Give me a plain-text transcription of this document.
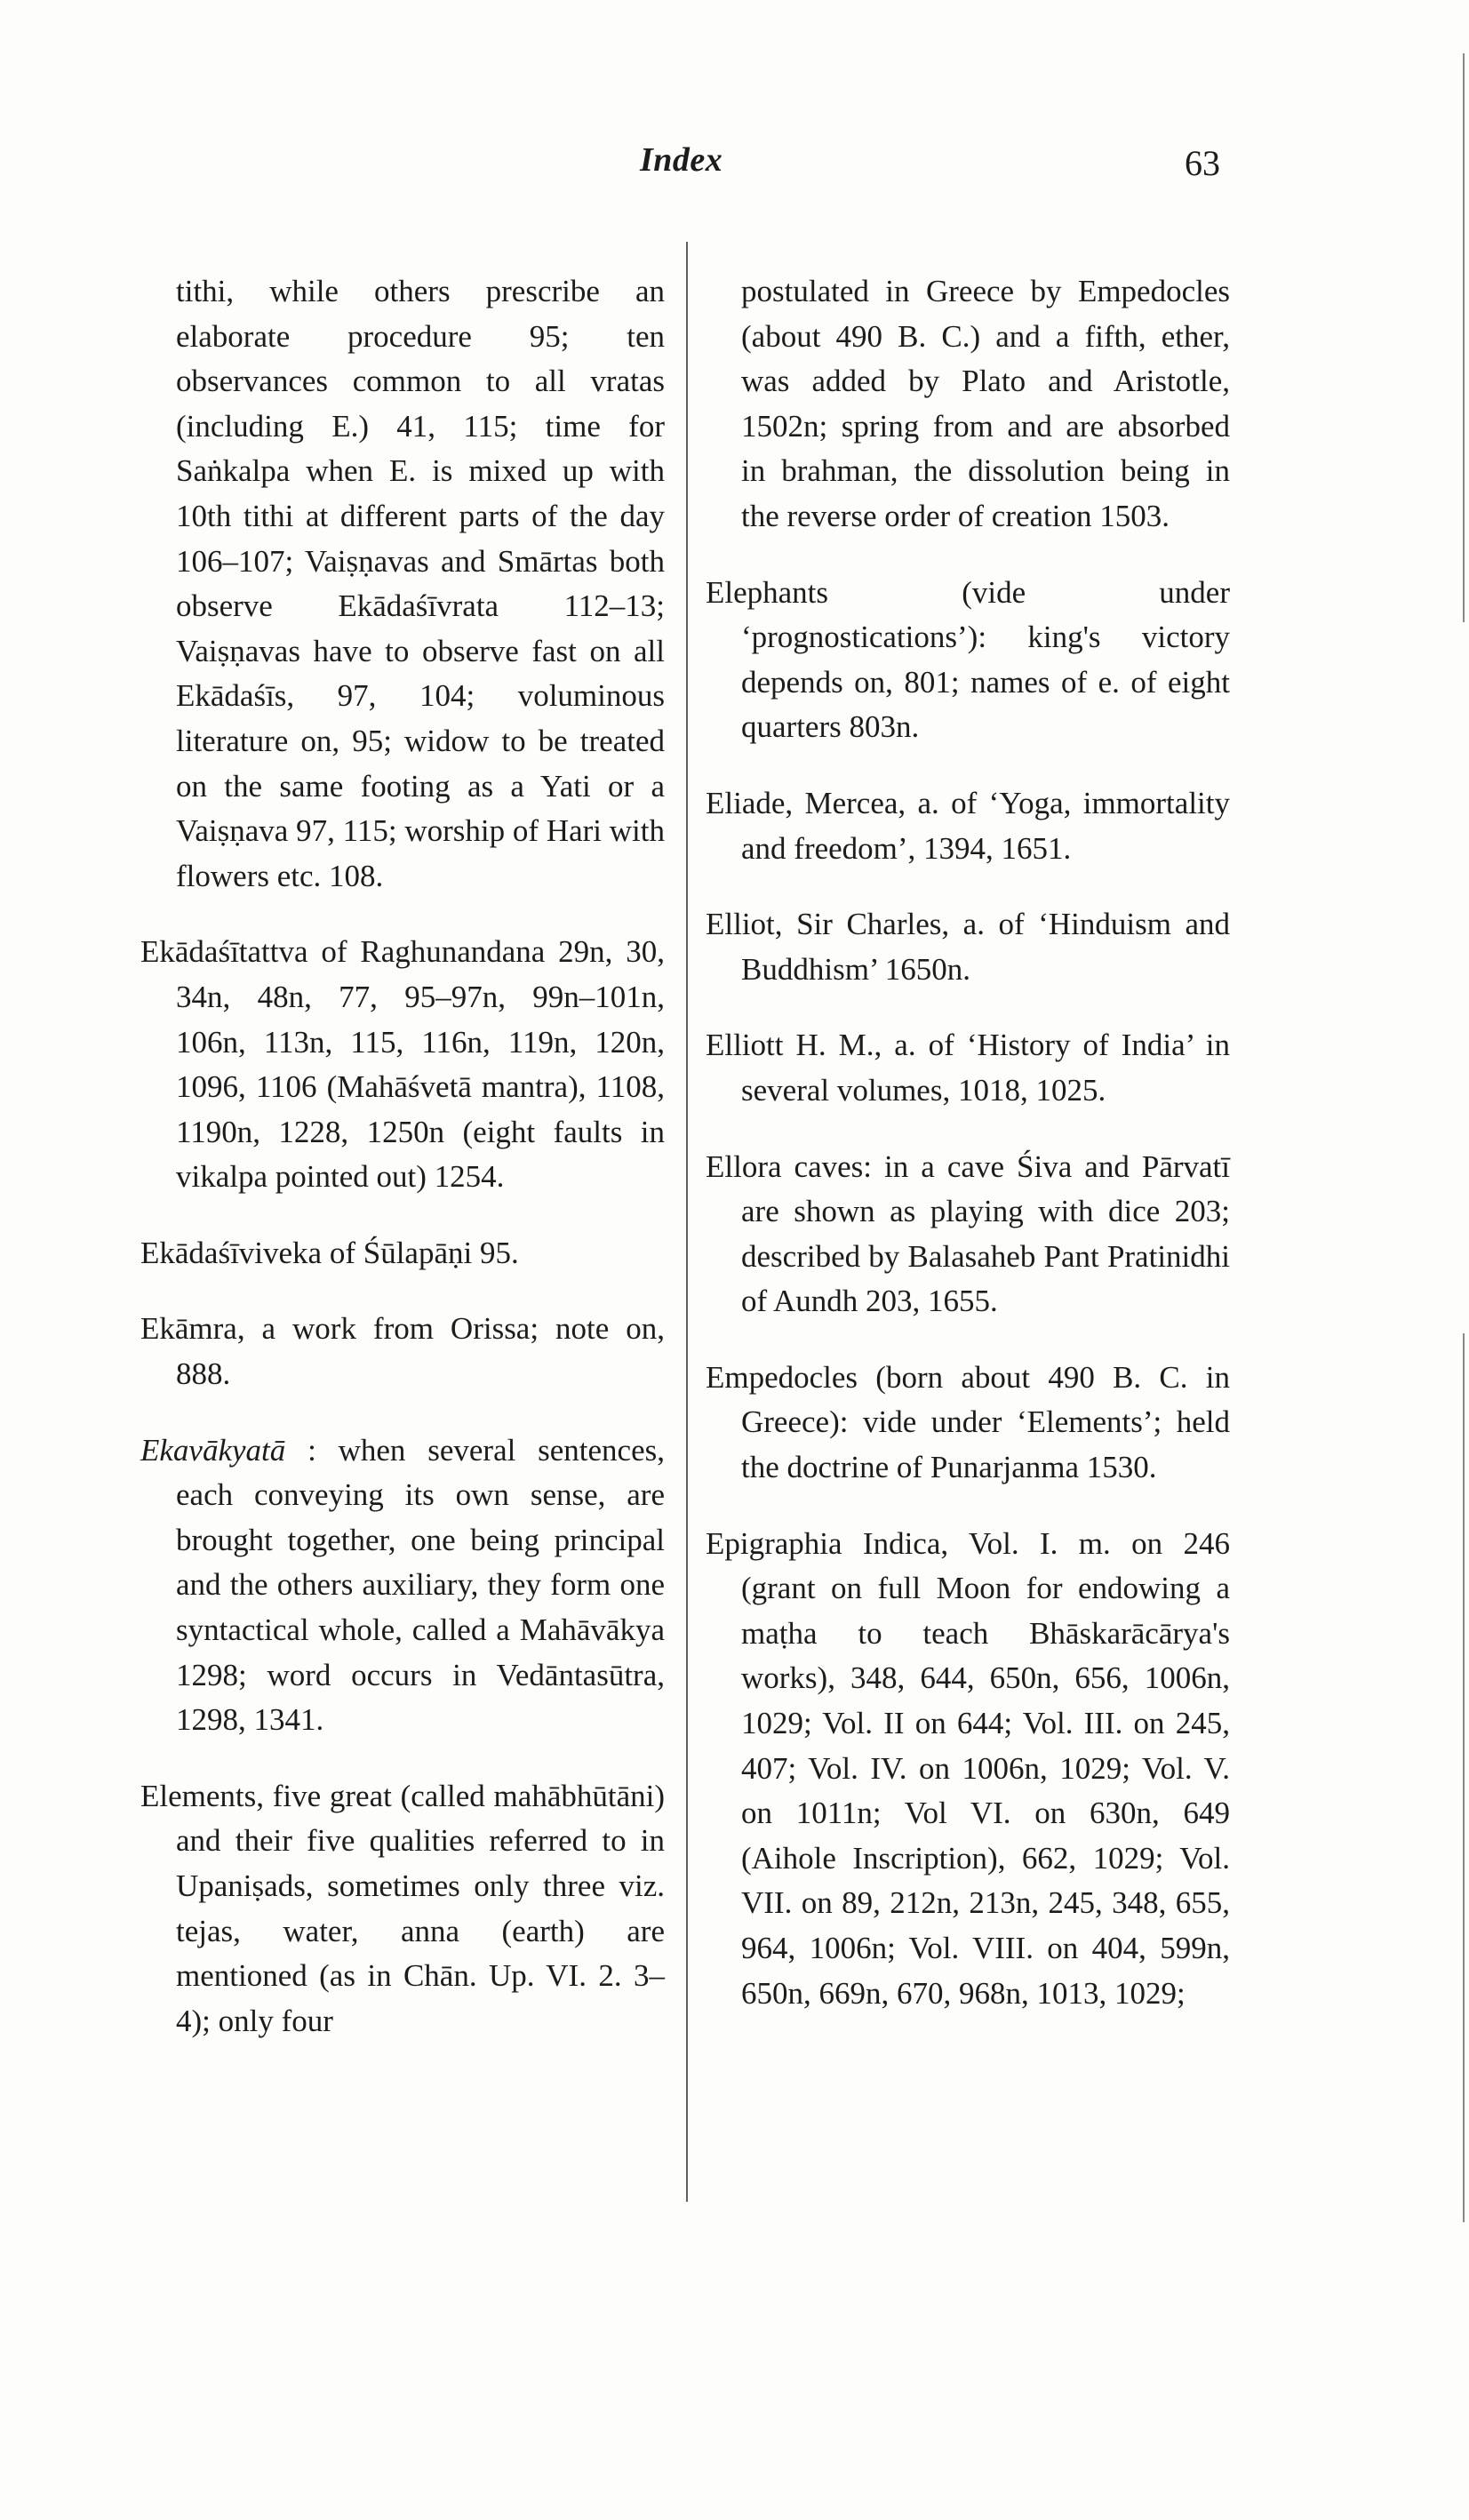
Index	63

tithi, while others prescribe an elaborate procedure 95; ten observances common to all vratas (including E.) 41, 115; time for Saṅkalpa when E. is mixed up with 10th tithi at different parts of the day 106–107; Vaiṣṇavas and Smārtas both observe Ekādaśīvrata 112–13; Vaiṣṇavas have to observe fast on all Ekādaśīs, 97, 104; voluminous literature on, 95; widow to be treated on the same footing as a Yati or a Vaiṣṇava 97, 115; worship of Hari with flowers etc. 108.

Ekādaśītattva of Raghunandana 29n, 30, 34n, 48n, 77, 95–97n, 99n–101n, 106n, 113n, 115, 116n, 119n, 120n, 1096, 1106 (Mahāśvetā mantra), 1108, 1190n, 1228, 1250n (eight faults in vikalpa pointed out) 1254.

Ekādaśīviveka of Śūlapāṇi 95.

Ekāmra, a work from Orissa; note on, 888.

Ekavākyatā : when several sentences, each conveying its own sense, are brought together, one being principal and the others auxiliary, they form one syntactical whole, called a Mahāvākya 1298; word occurs in Vedāntasūtra, 1298, 1341.

Elements, five great (called mahābhūtāni) and their five qualities referred to in Upaniṣads, sometimes only three viz. tejas, water, anna (earth) are mentioned (as in Chān. Up. VI. 2. 3–4); only four

postulated in Greece by Empedocles (about 490 B. C.) and a fifth, ether, was added by Plato and Aristotle, 1502n; spring from and are absorbed in brahman, the dissolution being in the reverse order of creation 1503.

Elephants (vide under ‘prognostications’): king's victory depends on, 801; names of e. of eight quarters 803n.

Eliade, Mercea, a. of ‘Yoga, immortality and freedom’, 1394, 1651.

Elliot, Sir Charles, a. of ‘Hinduism and Buddhism’ 1650n.

Elliott H. M., a. of ‘History of India’ in several volumes, 1018, 1025.

Ellora caves: in a cave Śiva and Pārvatī are shown as playing with dice 203; described by Balasaheb Pant Pratinidhi of Aundh 203, 1655.

Empedocles (born about 490 B. C. in Greece): vide under ‘Elements’; held the doctrine of Punarjanma 1530.

Epigraphia Indica, Vol. I. m. on 246 (grant on full Moon for endowing a maṭha to teach Bhāskarācārya's works), 348, 644, 650n, 656, 1006n, 1029; Vol. II on 644; Vol. III. on 245, 407; Vol. IV. on 1006n, 1029; Vol. V. on 1011n; Vol VI. on 630n, 649 (Aihole Inscription), 662, 1029; Vol. VII. on 89, 212n, 213n, 245, 348, 655, 964, 1006n; Vol. VIII. on 404, 599n, 650n, 669n, 670, 968n, 1013, 1029;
+ + + + + + +
Your task >>
Reproduce the material above verbatim; omit every picture.

Solution >>
Give me a plain-text transcription of this document.
Index	63

tithi, while others prescribe an elaborate procedure 95; ten observances common to all vratas (including E.) 41, 115; time for Saṅkalpa when E. is mixed up with 10th tithi at different parts of the day 106–107; Vaiṣṇavas and Smārtas both observe Ekādaśīvrata 112–13; Vaiṣṇavas have to observe fast on all Ekādaśīs, 97, 104; voluminous literature on, 95; widow to be treated on the same footing as a Yati or a Vaiṣṇava 97, 115; worship of Hari with flowers etc. 108.

Ekādaśītattva of Raghunandana 29n, 30, 34n, 48n, 77, 95–97n, 99n–101n, 106n, 113n, 115, 116n, 119n, 120n, 1096, 1106 (Mahāśvetā mantra), 1108, 1190n, 1228, 1250n (eight faults in vikalpa pointed out) 1254.

Ekādaśīviveka of Śūlapāṇi 95.

Ekāmra, a work from Orissa; note on, 888.

Ekavākyatā : when several sentences, each conveying its own sense, are brought together, one being principal and the others auxiliary, they form one syntactical whole, called a Mahāvākya 1298; word occurs in Vedāntasūtra, 1298, 1341.

Elements, five great (called mahābhūtāni) and their five qualities referred to in Upaniṣads, sometimes only three viz. tejas, water, anna (earth) are mentioned (as in Chān. Up. VI. 2. 3–4); only four

postulated in Greece by Empedocles (about 490 B. C.) and a fifth, ether, was added by Plato and Aristotle, 1502n; spring from and are absorbed in brahman, the dissolution being in the reverse order of creation 1503.

Elephants (vide under ‘prognostications’): king's victory depends on, 801; names of e. of eight quarters 803n.

Eliade, Mercea, a. of ‘Yoga, immortality and freedom’, 1394, 1651.

Elliot, Sir Charles, a. of ‘Hinduism and Buddhism’ 1650n.

Elliott H. M., a. of ‘History of India’ in several volumes, 1018, 1025.

Ellora caves: in a cave Śiva and Pārvatī are shown as playing with dice 203; described by Balasaheb Pant Pratinidhi of Aundh 203, 1655.

Empedocles (born about 490 B. C. in Greece): vide under ‘Elements’; held the doctrine of Punarjanma 1530.

Epigraphia Indica, Vol. I. m. on 246 (grant on full Moon for endowing a maṭha to teach Bhāskarācārya's works), 348, 644, 650n, 656, 1006n, 1029; Vol. II on 644; Vol. III. on 245, 407; Vol. IV. on 1006n, 1029; Vol. V. on 1011n; Vol VI. on 630n, 649 (Aihole Inscription), 662, 1029; Vol. VII. on 89, 212n, 213n, 245, 348, 655, 964, 1006n; Vol. VIII. on 404, 599n, 650n, 669n, 670, 968n, 1013, 1029;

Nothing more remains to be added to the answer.